[BEGIN Input records]
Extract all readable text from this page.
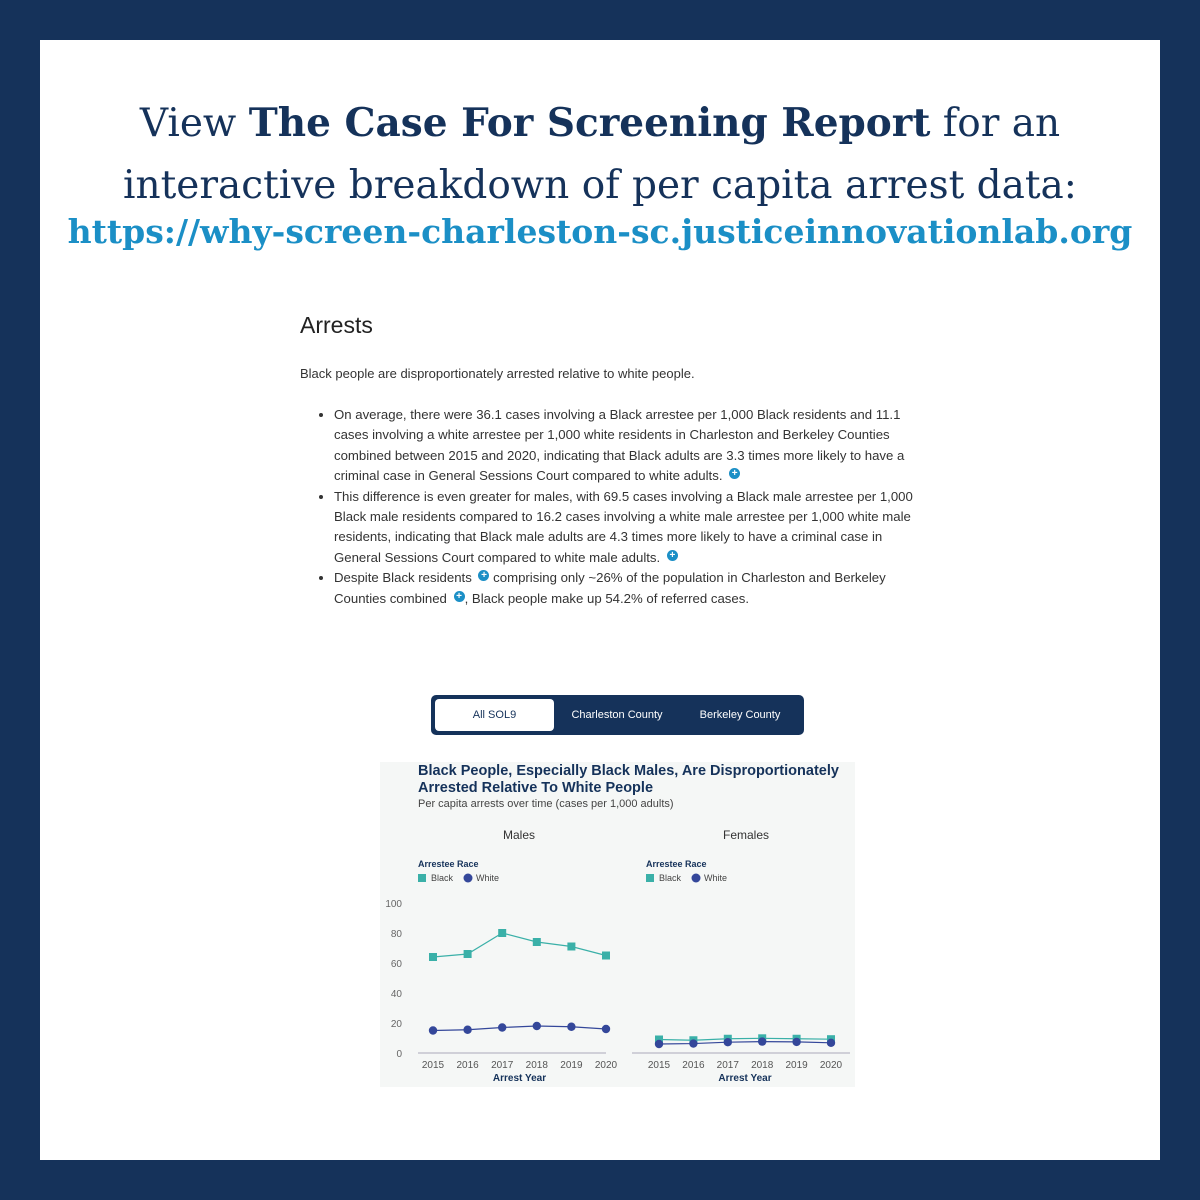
View The Case For Screening Report for an
interactive breakdown of per capita arrest data:
https://why-screen-charleston-sc.justiceinnovationlab.org
Arrests
Black people are disproportionately arrested relative to white people.
• On average, there were 36.1 cases involving a Black arrestee per 1,000 Black residents and 11.1 cases involving a white arrestee per 1,000 white residents in Charleston and Berkeley Counties combined between 2015 and 2020, indicating that Black adults are 3.3 times more likely to have a criminal case in General Sessions Court compared to white adults. +
• This difference is even greater for males, with 69.5 cases involving a Black male arrestee per 1,000 Black male residents compared to 16.2 cases involving a white male arrestee per 1,000 white male residents, indicating that Black male adults are 4.3 times more likely to have a criminal case in General Sessions Court compared to white male adults. +
• Despite Black residents + comprising only ~26% of the population in Charleston and Berkeley Counties combined + , Black people make up 54.2% of referred cases.
All SOL9	Charleston County	Berkeley County
Black People, Especially Black Males, Are Disproportionately Arrested Relative To White People
Per capita arrests over time (cases per 1,000 adults)
0
20
40
60
80
100
Males
Arrestee Race
Black	White
2015 2016 2017 2018 2019 2020
Arrest Year
Females
Arrestee Race
Black	White
2015 2016 2017 2018 2019 2020
Arrest Year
[END Input records]
▶ _Given instruction_
Copy each line of the listing in which the word "have" can be found.

▶ _Answer in full_
• On average, there were 36.1 cases involving a Black arrestee per 1,000 Black residents and 11.1 cases involving a white arrestee per 1,000 white residents in Charleston and Berkeley Counties combined between 2015 and 2020, indicating that Black adults are 3.3 times more likely to have a criminal case in General Sessions Court compared to white adults. +
• This difference is even greater for males, with 69.5 cases involving a Black male arrestee per 1,000 Black male residents compared to 16.2 cases involving a white male arrestee per 1,000 white male residents, indicating that Black male adults are 4.3 times more likely to have a criminal case in General Sessions Court compared to white male adults. +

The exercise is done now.